>> BEGIN
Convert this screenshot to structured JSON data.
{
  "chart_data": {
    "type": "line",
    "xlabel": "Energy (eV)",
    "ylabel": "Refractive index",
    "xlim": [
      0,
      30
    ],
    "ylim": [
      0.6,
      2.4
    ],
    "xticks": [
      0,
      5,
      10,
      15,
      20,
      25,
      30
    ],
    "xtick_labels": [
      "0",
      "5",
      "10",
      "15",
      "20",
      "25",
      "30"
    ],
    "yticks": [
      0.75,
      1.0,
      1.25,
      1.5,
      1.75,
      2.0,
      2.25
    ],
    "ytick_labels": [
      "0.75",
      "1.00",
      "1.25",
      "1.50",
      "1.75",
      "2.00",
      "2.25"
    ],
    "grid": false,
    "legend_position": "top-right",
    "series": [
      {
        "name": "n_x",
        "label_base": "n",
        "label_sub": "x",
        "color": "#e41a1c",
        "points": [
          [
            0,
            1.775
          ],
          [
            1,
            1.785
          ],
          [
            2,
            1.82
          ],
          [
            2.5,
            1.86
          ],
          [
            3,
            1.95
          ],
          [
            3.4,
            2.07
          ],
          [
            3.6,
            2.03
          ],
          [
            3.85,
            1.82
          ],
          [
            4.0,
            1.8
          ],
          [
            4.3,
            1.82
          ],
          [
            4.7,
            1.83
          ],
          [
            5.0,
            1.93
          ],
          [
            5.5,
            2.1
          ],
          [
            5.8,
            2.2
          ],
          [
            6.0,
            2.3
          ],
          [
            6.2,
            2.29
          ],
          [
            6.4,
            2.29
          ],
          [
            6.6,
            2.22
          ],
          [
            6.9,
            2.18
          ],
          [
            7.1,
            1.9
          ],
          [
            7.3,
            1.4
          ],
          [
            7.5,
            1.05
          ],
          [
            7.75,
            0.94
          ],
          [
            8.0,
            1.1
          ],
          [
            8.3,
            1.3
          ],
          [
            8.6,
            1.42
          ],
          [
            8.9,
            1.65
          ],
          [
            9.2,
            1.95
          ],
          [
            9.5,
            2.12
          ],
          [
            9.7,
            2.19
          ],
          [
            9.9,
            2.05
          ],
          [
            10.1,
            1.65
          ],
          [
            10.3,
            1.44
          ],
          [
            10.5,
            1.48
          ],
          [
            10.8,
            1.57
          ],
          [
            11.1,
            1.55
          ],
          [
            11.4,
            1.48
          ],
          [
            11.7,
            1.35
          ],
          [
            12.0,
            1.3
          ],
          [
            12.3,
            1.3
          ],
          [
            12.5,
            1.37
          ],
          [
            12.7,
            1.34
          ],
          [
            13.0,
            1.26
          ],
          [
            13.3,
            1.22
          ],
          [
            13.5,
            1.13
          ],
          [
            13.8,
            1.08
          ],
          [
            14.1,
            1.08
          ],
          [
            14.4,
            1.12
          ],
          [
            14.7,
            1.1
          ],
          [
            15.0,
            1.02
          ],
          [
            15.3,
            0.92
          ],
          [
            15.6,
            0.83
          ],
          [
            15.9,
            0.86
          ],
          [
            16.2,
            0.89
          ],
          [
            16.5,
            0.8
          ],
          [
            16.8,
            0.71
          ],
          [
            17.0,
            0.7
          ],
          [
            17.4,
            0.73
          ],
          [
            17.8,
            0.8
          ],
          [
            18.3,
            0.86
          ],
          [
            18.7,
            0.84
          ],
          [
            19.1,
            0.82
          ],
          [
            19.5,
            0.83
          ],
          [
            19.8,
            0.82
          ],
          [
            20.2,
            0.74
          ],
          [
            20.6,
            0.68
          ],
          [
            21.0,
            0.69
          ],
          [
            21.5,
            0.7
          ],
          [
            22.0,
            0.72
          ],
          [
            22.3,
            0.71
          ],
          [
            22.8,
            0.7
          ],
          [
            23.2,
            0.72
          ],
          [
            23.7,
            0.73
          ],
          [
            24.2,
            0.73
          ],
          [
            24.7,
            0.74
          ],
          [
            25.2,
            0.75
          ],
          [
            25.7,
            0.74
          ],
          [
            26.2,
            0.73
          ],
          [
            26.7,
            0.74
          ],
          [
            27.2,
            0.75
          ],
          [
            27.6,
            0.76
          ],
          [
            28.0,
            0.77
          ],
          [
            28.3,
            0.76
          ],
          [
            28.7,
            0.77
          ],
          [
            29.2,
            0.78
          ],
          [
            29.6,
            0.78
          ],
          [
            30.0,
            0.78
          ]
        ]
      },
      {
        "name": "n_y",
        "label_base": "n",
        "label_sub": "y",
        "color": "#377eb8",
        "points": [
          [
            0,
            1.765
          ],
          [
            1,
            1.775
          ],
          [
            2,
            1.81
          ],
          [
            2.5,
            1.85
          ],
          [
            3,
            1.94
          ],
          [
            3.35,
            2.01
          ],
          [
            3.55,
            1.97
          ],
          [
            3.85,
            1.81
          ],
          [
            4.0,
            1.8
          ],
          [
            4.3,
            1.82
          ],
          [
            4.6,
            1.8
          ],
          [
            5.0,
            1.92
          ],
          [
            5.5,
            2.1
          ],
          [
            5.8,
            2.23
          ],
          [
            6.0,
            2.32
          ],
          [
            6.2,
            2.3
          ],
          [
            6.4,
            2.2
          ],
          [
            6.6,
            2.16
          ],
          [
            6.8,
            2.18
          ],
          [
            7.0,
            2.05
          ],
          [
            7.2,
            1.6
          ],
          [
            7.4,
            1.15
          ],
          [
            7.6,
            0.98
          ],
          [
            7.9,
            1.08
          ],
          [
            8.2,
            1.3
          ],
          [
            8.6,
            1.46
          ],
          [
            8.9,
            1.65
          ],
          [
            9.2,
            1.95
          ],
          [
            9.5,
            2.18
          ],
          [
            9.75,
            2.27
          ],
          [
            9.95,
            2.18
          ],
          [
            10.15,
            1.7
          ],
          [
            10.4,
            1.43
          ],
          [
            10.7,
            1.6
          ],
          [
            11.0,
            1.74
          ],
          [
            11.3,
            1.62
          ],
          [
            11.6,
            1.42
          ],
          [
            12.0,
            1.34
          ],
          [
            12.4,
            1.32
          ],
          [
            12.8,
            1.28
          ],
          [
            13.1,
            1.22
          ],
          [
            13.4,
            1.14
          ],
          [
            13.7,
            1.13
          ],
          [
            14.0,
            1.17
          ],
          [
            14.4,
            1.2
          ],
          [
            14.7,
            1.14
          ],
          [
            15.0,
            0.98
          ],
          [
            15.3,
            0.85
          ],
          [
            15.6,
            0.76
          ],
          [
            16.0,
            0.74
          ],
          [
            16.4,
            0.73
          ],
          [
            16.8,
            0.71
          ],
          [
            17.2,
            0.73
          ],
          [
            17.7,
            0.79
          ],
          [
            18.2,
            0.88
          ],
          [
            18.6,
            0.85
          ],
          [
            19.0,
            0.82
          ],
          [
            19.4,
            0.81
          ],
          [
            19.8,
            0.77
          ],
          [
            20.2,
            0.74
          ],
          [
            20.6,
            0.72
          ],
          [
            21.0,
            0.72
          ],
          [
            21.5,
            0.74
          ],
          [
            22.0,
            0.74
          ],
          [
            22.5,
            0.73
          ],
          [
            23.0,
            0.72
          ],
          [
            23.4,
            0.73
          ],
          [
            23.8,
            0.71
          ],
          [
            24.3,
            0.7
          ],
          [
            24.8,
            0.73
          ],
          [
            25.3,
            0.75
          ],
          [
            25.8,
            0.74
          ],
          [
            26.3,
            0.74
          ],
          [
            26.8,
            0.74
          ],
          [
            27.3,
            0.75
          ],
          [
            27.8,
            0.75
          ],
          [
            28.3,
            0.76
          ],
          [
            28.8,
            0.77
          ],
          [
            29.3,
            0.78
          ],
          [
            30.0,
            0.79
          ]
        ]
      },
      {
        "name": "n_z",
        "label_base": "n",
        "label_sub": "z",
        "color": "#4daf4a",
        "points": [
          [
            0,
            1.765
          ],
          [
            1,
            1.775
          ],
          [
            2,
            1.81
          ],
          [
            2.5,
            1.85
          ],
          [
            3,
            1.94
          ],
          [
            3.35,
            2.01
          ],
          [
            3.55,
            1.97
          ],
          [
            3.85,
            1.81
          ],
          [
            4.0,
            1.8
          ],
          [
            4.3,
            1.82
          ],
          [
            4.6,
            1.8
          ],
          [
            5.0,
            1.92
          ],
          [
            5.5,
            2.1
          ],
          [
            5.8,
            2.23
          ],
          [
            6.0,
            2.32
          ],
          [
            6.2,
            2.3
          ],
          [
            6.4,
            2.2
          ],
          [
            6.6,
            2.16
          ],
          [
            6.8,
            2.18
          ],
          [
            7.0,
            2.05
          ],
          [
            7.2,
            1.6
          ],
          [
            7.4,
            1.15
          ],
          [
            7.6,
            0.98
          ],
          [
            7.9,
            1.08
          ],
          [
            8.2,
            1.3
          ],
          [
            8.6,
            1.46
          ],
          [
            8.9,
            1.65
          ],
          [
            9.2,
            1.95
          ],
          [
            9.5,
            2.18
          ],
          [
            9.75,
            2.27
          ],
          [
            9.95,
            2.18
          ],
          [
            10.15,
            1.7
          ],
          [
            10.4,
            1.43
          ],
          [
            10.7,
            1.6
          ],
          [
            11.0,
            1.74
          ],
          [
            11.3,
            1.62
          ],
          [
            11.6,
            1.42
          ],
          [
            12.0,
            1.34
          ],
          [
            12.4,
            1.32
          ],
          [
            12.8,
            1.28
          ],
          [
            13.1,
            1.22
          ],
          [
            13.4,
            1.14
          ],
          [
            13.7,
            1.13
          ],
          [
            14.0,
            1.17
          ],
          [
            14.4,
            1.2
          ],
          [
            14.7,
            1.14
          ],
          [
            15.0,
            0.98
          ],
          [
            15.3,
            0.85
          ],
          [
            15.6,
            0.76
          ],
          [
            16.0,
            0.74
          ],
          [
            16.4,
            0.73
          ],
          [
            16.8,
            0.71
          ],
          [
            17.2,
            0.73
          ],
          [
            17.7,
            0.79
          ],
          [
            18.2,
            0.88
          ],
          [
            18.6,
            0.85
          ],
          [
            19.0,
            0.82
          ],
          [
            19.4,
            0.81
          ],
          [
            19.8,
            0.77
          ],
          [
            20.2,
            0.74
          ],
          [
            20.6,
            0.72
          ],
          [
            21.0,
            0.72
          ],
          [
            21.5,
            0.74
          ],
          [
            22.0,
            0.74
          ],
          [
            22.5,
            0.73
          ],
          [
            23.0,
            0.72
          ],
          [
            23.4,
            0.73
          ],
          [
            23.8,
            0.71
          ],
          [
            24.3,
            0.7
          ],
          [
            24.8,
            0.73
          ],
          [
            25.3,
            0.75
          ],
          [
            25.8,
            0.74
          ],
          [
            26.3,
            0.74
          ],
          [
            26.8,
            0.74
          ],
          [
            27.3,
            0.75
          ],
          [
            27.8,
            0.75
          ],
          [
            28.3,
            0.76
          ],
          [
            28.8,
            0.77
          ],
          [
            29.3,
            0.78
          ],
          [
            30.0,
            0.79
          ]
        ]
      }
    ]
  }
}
>> END
AIM OF THE EXERCISE:
Return each line in the records that holds the string "color".

CORRECT ANSWER:
        "color": "#e41a1c",
        "color": "#377eb8",
        "color": "#4daf4a",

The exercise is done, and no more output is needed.